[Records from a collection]
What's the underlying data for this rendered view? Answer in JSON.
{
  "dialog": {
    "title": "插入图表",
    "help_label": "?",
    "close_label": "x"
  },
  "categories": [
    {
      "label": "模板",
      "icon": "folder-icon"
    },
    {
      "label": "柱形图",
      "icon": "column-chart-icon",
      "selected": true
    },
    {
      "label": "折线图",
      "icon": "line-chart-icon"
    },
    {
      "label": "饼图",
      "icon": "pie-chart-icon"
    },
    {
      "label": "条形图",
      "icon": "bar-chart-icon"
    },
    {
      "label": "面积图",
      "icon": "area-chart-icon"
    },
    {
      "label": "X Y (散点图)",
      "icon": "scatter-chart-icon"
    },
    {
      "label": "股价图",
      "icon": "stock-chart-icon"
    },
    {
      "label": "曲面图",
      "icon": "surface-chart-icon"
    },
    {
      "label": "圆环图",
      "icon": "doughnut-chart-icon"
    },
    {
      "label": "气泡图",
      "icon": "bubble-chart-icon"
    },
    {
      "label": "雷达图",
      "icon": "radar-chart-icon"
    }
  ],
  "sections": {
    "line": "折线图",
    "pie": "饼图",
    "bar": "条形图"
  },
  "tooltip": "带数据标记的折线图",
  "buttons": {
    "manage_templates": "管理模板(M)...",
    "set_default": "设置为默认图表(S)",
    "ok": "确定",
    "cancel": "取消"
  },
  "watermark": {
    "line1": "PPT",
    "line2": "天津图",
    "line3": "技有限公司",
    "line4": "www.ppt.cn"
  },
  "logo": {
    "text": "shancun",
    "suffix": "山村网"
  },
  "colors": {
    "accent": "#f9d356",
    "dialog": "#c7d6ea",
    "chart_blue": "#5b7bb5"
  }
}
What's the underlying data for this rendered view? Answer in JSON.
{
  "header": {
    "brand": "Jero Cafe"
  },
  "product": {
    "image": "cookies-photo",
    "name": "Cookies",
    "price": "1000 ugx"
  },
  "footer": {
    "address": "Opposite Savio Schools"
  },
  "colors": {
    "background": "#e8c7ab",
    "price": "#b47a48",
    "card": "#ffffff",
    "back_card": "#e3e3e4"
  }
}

**Task to carry out:**
Quote each line of the data above exactly as written.

**Response below:**
What's the underlying data for this rendered view? Answer in JSON.
{
  "dialog": {
    "title": "插入图表",
    "help_label": "?",
    "close_label": "x"
  },
  "categories": [
    {
      "label": "模板",
      "icon": "folder-icon"
    },
    {
      "label": "柱形图",
      "icon": "column-chart-icon",
      "selected": true
    },
    {
      "label": "折线图",
      "icon": "line-chart-icon"
    },
    {
      "label": "饼图",
      "icon": "pie-chart-icon"
    },
    {
      "label": "条形图",
      "icon": "bar-chart-icon"
    },
    {
      "label": "面积图",
      "icon": "area-chart-icon"
    },
    {
      "label": "X Y (散点图)",
      "icon": "scatter-chart-icon"
    },
    {
      "label": "股价图",
      "icon": "stock-chart-icon"
    },
    {
      "label": "曲面图",
      "icon": "surface-chart-icon"
    },
    {
      "label": "圆环图",
      "icon": "doughnut-chart-icon"
    },
    {
      "label": "气泡图",
      "icon": "bubble-chart-icon"
    },
    {
      "label": "雷达图",
      "icon": "radar-chart-icon"
    }
  ],
  "sections": {
    "line": "折线图",
    "pie": "饼图",
    "bar": "条形图"
  },
  "tooltip": "带数据标记的折线图",
  "buttons": {
    "manage_templates": "管理模板(M)...",
    "set_default": "设置为默认图表(S)",
    "ok": "确定",
    "cancel": "取消"
  },
  "watermark": {
    "line1": "PPT",
    "line2": "天津图",
    "line3": "技有限公司",
    "line4": "www.ppt.cn"
  },
  "logo": {
    "text": "shancun",
    "suffix": "山村网"
  },
  "colors": {
    "accent": "#f9d356",
    "dialog": "#c7d6ea",
    "chart_blue": "#5b7bb5"
  }
}
What's the underlying data for this rendered view? Answer in JSON.
{
  "header": {
    "brand": "Jero Cafe"
  },
  "product": {
    "image": "cookies-photo",
    "name": "Cookies",
    "price": "1000 ugx"
  },
  "footer": {
    "address": "Opposite Savio Schools"
  },
  "colors": {
    "background": "#e8c7ab",
    "price": "#b47a48",
    "card": "#ffffff",
    "back_card": "#e3e3e4"
  }
}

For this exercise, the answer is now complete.